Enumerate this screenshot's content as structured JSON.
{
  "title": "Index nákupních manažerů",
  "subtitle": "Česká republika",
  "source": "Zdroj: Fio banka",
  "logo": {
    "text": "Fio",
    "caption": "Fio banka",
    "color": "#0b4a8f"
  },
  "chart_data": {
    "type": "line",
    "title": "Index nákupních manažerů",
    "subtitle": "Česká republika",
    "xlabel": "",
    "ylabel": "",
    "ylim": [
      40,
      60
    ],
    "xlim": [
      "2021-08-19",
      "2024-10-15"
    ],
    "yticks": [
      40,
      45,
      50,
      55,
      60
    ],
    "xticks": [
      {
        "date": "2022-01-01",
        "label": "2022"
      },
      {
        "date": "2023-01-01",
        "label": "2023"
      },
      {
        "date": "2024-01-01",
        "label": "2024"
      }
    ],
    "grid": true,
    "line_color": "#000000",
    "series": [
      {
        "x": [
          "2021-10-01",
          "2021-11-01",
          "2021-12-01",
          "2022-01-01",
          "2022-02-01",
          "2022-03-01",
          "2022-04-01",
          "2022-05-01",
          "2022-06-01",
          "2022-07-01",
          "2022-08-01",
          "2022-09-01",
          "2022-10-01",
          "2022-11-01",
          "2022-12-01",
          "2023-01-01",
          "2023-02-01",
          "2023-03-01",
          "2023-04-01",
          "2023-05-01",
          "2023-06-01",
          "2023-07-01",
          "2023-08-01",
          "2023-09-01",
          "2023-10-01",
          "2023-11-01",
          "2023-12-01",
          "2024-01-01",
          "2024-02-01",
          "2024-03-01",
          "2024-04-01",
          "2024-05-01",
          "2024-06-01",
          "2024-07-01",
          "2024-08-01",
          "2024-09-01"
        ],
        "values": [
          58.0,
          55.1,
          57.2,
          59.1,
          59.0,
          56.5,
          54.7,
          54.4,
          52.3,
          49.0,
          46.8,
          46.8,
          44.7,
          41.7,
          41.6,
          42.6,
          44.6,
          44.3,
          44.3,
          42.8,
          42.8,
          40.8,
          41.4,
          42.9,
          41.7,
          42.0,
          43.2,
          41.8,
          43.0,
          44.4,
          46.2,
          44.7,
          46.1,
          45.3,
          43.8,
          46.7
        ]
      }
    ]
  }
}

★ ★ ★ ★ ★

EXERCISE DETAILS: Quote every line of the data, word for word.

TASK RESPONSE:
Enumerate this screenshot's content as structured JSON.
{
  "title": "Index nákupních manažerů",
  "subtitle": "Česká republika",
  "source": "Zdroj: Fio banka",
  "logo": {
    "text": "Fio",
    "caption": "Fio banka",
    "color": "#0b4a8f"
  },
  "chart_data": {
    "type": "line",
    "title": "Index nákupních manažerů",
    "subtitle": "Česká republika",
    "xlabel": "",
    "ylabel": "",
    "ylim": [
      40,
      60
    ],
    "xlim": [
      "2021-08-19",
      "2024-10-15"
    ],
    "yticks": [
      40,
      45,
      50,
      55,
      60
    ],
    "xticks": [
      {
        "date": "2022-01-01",
        "label": "2022"
      },
      {
        "date": "2023-01-01",
        "label": "2023"
      },
      {
        "date": "2024-01-01",
        "label": "2024"
      }
    ],
    "grid": true,
    "line_color": "#000000",
    "series": [
      {
        "x": [
          "2021-10-01",
          "2021-11-01",
          "2021-12-01",
          "2022-01-01",
          "2022-02-01",
          "2022-03-01",
          "2022-04-01",
          "2022-05-01",
          "2022-06-01",
          "2022-07-01",
          "2022-08-01",
          "2022-09-01",
          "2022-10-01",
          "2022-11-01",
          "2022-12-01",
          "2023-01-01",
          "2023-02-01",
          "2023-03-01",
          "2023-04-01",
          "2023-05-01",
          "2023-06-01",
          "2023-07-01",
          "2023-08-01",
          "2023-09-01",
          "2023-10-01",
          "2023-11-01",
          "2023-12-01",
          "2024-01-01",
          "2024-02-01",
          "2024-03-01",
          "2024-04-01",
          "2024-05-01",
          "2024-06-01",
          "2024-07-01",
          "2024-08-01",
          "2024-09-01"
        ],
        "values": [
          58.0,
          55.1,
          57.2,
          59.1,
          59.0,
          56.5,
          54.7,
          54.4,
          52.3,
          49.0,
          46.8,
          46.8,
          44.7,
          41.7,
          41.6,
          42.6,
          44.6,
          44.3,
          44.3,
          42.8,
          42.8,
          40.8,
          41.4,
          42.9,
          41.7,
          42.0,
          43.2,
          41.8,
          43.0,
          44.4,
          46.2,
          44.7,
          46.1,
          45.3,
          43.8,
          46.7
        ]
      }
    ]
  }
}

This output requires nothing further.